What you will do = Write out every record below exactly as it appears.

=======

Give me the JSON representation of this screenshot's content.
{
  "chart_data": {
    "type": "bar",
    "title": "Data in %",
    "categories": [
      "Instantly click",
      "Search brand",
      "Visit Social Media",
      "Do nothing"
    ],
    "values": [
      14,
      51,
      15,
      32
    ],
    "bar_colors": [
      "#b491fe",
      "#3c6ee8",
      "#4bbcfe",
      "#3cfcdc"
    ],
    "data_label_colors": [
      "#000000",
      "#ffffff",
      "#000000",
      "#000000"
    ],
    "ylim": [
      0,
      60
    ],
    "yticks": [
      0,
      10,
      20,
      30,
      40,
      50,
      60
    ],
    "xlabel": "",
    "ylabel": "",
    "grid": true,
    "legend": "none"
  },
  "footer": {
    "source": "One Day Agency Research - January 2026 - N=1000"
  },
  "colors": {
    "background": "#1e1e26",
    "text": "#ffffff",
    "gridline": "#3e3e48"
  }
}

=======

Response below =
Give me the JSON representation of this screenshot's content.
{
  "chart_data": {
    "type": "bar",
    "title": "Data in %",
    "categories": [
      "Instantly click",
      "Search brand",
      "Visit Social Media",
      "Do nothing"
    ],
    "values": [
      14,
      51,
      15,
      32
    ],
    "bar_colors": [
      "#b491fe",
      "#3c6ee8",
      "#4bbcfe",
      "#3cfcdc"
    ],
    "data_label_colors": [
      "#000000",
      "#ffffff",
      "#000000",
      "#000000"
    ],
    "ylim": [
      0,
      60
    ],
    "yticks": [
      0,
      10,
      20,
      30,
      40,
      50,
      60
    ],
    "xlabel": "",
    "ylabel": "",
    "grid": true,
    "legend": "none"
  },
  "footer": {
    "source": "One Day Agency Research - January 2026 - N=1000"
  },
  "colors": {
    "background": "#1e1e26",
    "text": "#ffffff",
    "gridline": "#3e3e48"
  }
}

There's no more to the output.